## EXERCISE REQUIREMENTS
Go through the listing and write out all of it exactly.

## DATA SHOWN
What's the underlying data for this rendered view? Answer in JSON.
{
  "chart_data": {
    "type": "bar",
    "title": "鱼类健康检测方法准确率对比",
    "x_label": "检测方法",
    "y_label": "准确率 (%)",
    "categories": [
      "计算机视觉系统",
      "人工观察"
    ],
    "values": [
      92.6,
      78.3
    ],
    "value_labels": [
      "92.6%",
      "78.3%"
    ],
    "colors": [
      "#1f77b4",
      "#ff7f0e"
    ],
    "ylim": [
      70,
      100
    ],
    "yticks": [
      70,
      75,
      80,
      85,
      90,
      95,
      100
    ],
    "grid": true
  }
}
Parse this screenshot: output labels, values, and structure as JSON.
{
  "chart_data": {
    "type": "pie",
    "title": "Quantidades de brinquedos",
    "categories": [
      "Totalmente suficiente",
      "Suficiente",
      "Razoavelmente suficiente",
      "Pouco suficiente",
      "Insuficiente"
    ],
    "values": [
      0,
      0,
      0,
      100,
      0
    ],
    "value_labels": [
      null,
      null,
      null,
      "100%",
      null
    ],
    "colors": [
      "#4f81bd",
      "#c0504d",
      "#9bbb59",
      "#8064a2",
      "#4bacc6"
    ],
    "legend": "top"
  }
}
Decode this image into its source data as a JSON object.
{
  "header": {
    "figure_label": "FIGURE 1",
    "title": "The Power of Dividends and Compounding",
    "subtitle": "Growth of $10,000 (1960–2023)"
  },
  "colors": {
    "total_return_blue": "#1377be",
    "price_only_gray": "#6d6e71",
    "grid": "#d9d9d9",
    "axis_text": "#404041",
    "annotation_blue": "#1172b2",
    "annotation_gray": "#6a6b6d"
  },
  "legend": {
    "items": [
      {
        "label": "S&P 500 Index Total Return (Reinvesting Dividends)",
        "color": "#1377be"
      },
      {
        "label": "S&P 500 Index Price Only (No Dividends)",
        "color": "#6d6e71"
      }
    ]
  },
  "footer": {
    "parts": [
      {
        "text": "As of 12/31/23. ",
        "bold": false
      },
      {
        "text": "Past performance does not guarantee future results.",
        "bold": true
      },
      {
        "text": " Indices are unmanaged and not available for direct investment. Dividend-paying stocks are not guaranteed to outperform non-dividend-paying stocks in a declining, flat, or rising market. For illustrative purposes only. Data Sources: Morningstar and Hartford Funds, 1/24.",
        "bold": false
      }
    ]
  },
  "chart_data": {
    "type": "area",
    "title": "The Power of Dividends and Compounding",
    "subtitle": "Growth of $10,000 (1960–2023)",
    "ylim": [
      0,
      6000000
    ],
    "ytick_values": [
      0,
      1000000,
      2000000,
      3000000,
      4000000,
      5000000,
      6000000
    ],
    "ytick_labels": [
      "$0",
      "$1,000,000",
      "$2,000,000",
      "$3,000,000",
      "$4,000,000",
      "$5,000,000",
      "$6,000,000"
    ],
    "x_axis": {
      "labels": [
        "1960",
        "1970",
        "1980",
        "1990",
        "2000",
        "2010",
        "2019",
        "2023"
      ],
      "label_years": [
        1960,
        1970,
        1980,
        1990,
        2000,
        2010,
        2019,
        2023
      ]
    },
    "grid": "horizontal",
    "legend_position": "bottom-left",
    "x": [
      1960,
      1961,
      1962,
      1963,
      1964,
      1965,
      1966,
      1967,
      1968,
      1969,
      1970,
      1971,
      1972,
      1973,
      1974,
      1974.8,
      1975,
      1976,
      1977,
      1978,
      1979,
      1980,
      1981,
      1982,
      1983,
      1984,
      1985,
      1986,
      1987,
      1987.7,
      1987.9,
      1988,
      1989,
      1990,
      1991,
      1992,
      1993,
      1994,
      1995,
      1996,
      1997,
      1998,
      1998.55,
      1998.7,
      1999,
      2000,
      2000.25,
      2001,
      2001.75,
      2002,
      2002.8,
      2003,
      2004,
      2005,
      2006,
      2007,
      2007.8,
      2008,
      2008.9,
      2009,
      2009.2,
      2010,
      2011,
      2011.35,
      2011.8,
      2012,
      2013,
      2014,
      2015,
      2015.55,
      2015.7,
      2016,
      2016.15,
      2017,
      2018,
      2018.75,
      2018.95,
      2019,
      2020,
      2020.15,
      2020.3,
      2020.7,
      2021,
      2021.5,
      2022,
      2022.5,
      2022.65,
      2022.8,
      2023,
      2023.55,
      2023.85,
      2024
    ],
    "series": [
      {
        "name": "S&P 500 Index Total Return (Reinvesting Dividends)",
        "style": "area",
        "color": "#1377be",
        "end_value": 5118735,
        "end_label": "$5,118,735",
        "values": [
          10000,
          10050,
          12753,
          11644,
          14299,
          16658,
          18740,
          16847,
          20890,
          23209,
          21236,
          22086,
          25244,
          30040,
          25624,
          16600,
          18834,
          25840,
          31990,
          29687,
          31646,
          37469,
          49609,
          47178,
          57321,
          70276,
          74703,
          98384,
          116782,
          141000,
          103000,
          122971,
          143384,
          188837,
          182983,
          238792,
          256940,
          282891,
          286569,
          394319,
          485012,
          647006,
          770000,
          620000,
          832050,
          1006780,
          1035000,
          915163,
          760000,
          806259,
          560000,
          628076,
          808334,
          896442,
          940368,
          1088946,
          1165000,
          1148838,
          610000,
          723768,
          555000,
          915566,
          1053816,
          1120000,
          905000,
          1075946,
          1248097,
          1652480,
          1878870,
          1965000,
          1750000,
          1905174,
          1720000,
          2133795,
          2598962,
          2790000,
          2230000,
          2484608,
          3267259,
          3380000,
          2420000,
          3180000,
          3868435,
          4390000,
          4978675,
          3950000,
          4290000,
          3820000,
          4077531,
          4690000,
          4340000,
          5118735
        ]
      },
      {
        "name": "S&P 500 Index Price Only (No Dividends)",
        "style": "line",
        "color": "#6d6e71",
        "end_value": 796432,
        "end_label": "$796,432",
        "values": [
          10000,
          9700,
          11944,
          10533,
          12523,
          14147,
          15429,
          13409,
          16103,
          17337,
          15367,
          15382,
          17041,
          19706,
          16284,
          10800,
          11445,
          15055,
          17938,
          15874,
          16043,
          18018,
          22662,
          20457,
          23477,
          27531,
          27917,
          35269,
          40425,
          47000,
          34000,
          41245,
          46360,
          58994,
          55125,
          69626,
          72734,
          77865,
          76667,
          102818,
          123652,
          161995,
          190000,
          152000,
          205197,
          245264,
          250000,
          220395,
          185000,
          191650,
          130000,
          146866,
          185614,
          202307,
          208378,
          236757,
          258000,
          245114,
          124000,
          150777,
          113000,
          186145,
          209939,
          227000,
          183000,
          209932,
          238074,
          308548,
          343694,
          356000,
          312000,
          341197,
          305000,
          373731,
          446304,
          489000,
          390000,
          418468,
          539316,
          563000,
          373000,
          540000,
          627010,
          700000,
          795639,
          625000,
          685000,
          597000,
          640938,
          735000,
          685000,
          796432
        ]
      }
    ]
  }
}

## WRITTEN ANSWER
What's the underlying data for this rendered view? Answer in JSON.
{
  "chart_data": {
    "type": "bar",
    "title": "鱼类健康检测方法准确率对比",
    "x_label": "检测方法",
    "y_label": "准确率 (%)",
    "categories": [
      "计算机视觉系统",
      "人工观察"
    ],
    "values": [
      92.6,
      78.3
    ],
    "value_labels": [
      "92.6%",
      "78.3%"
    ],
    "colors": [
      "#1f77b4",
      "#ff7f0e"
    ],
    "ylim": [
      70,
      100
    ],
    "yticks": [
      70,
      75,
      80,
      85,
      90,
      95,
      100
    ],
    "grid": true
  }
}
Parse this screenshot: output labels, values, and structure as JSON.
{
  "chart_data": {
    "type": "pie",
    "title": "Quantidades de brinquedos",
    "categories": [
      "Totalmente suficiente",
      "Suficiente",
      "Razoavelmente suficiente",
      "Pouco suficiente",
      "Insuficiente"
    ],
    "values": [
      0,
      0,
      0,
      100,
      0
    ],
    "value_labels": [
      null,
      null,
      null,
      "100%",
      null
    ],
    "colors": [
      "#4f81bd",
      "#c0504d",
      "#9bbb59",
      "#8064a2",
      "#4bacc6"
    ],
    "legend": "top"
  }
}
Decode this image into its source data as a JSON object.
{
  "header": {
    "figure_label": "FIGURE 1",
    "title": "The Power of Dividends and Compounding",
    "subtitle": "Growth of $10,000 (1960–2023)"
  },
  "colors": {
    "total_return_blue": "#1377be",
    "price_only_gray": "#6d6e71",
    "grid": "#d9d9d9",
    "axis_text": "#404041",
    "annotation_blue": "#1172b2",
    "annotation_gray": "#6a6b6d"
  },
  "legend": {
    "items": [
      {
        "label": "S&P 500 Index Total Return (Reinvesting Dividends)",
        "color": "#1377be"
      },
      {
        "label": "S&P 500 Index Price Only (No Dividends)",
        "color": "#6d6e71"
      }
    ]
  },
  "footer": {
    "parts": [
      {
        "text": "As of 12/31/23. ",
        "bold": false
      },
      {
        "text": "Past performance does not guarantee future results.",
        "bold": true
      },
      {
        "text": " Indices are unmanaged and not available for direct investment. Dividend-paying stocks are not guaranteed to outperform non-dividend-paying stocks in a declining, flat, or rising market. For illustrative purposes only. Data Sources: Morningstar and Hartford Funds, 1/24.",
        "bold": false
      }
    ]
  },
  "chart_data": {
    "type": "area",
    "title": "The Power of Dividends and Compounding",
    "subtitle": "Growth of $10,000 (1960–2023)",
    "ylim": [
      0,
      6000000
    ],
    "ytick_values": [
      0,
      1000000,
      2000000,
      3000000,
      4000000,
      5000000,
      6000000
    ],
    "ytick_labels": [
      "$0",
      "$1,000,000",
      "$2,000,000",
      "$3,000,000",
      "$4,000,000",
      "$5,000,000",
      "$6,000,000"
    ],
    "x_axis": {
      "labels": [
        "1960",
        "1970",
        "1980",
        "1990",
        "2000",
        "2010",
        "2019",
        "2023"
      ],
      "label_years": [
        1960,
        1970,
        1980,
        1990,
        2000,
        2010,
        2019,
        2023
      ]
    },
    "grid": "horizontal",
    "legend_position": "bottom-left",
    "x": [
      1960,
      1961,
      1962,
      1963,
      1964,
      1965,
      1966,
      1967,
      1968,
      1969,
      1970,
      1971,
      1972,
      1973,
      1974,
      1974.8,
      1975,
      1976,
      1977,
      1978,
      1979,
      1980,
      1981,
      1982,
      1983,
      1984,
      1985,
      1986,
      1987,
      1987.7,
      1987.9,
      1988,
      1989,
      1990,
      1991,
      1992,
      1993,
      1994,
      1995,
      1996,
      1997,
      1998,
      1998.55,
      1998.7,
      1999,
      2000,
      2000.25,
      2001,
      2001.75,
      2002,
      2002.8,
      2003,
      2004,
      2005,
      2006,
      2007,
      2007.8,
      2008,
      2008.9,
      2009,
      2009.2,
      2010,
      2011,
      2011.35,
      2011.8,
      2012,
      2013,
      2014,
      2015,
      2015.55,
      2015.7,
      2016,
      2016.15,
      2017,
      2018,
      2018.75,
      2018.95,
      2019,
      2020,
      2020.15,
      2020.3,
      2020.7,
      2021,
      2021.5,
      2022,
      2022.5,
      2022.65,
      2022.8,
      2023,
      2023.55,
      2023.85,
      2024
    ],
    "series": [
      {
        "name": "S&P 500 Index Total Return (Reinvesting Dividends)",
        "style": "area",
        "color": "#1377be",
        "end_value": 5118735,
        "end_label": "$5,118,735",
        "values": [
          10000,
          10050,
          12753,
          11644,
          14299,
          16658,
          18740,
          16847,
          20890,
          23209,
          21236,
          22086,
          25244,
          30040,
          25624,
          16600,
          18834,
          25840,
          31990,
          29687,
          31646,
          37469,
          49609,
          47178,
          57321,
          70276,
          74703,
          98384,
          116782,
          141000,
          103000,
          122971,
          143384,
          188837,
          182983,
          238792,
          256940,
          282891,
          286569,
          394319,
          485012,
          647006,
          770000,
          620000,
          832050,
          1006780,
          1035000,
          915163,
          760000,
          806259,
          560000,
          628076,
          808334,
          896442,
          940368,
          1088946,
          1165000,
          1148838,
          610000,
          723768,
          555000,
          915566,
          1053816,
          1120000,
          905000,
          1075946,
          1248097,
          1652480,
          1878870,
          1965000,
          1750000,
          1905174,
          1720000,
          2133795,
          2598962,
          2790000,
          2230000,
          2484608,
          3267259,
          3380000,
          2420000,
          3180000,
          3868435,
          4390000,
          4978675,
          3950000,
          4290000,
          3820000,
          4077531,
          4690000,
          4340000,
          5118735
        ]
      },
      {
        "name": "S&P 500 Index Price Only (No Dividends)",
        "style": "line",
        "color": "#6d6e71",
        "end_value": 796432,
        "end_label": "$796,432",
        "values": [
          10000,
          9700,
          11944,
          10533,
          12523,
          14147,
          15429,
          13409,
          16103,
          17337,
          15367,
          15382,
          17041,
          19706,
          16284,
          10800,
          11445,
          15055,
          17938,
          15874,
          16043,
          18018,
          22662,
          20457,
          23477,
          27531,
          27917,
          35269,
          40425,
          47000,
          34000,
          41245,
          46360,
          58994,
          55125,
          69626,
          72734,
          77865,
          76667,
          102818,
          123652,
          161995,
          190000,
          152000,
          205197,
          245264,
          250000,
          220395,
          185000,
          191650,
          130000,
          146866,
          185614,
          202307,
          208378,
          236757,
          258000,
          245114,
          124000,
          150777,
          113000,
          186145,
          209939,
          227000,
          183000,
          209932,
          238074,
          308548,
          343694,
          356000,
          312000,
          341197,
          305000,
          373731,
          446304,
          489000,
          390000,
          418468,
          539316,
          563000,
          373000,
          540000,
          627010,
          700000,
          795639,
          625000,
          685000,
          597000,
          640938,
          735000,
          685000,
          796432
        ]
      }
    ]
  }
}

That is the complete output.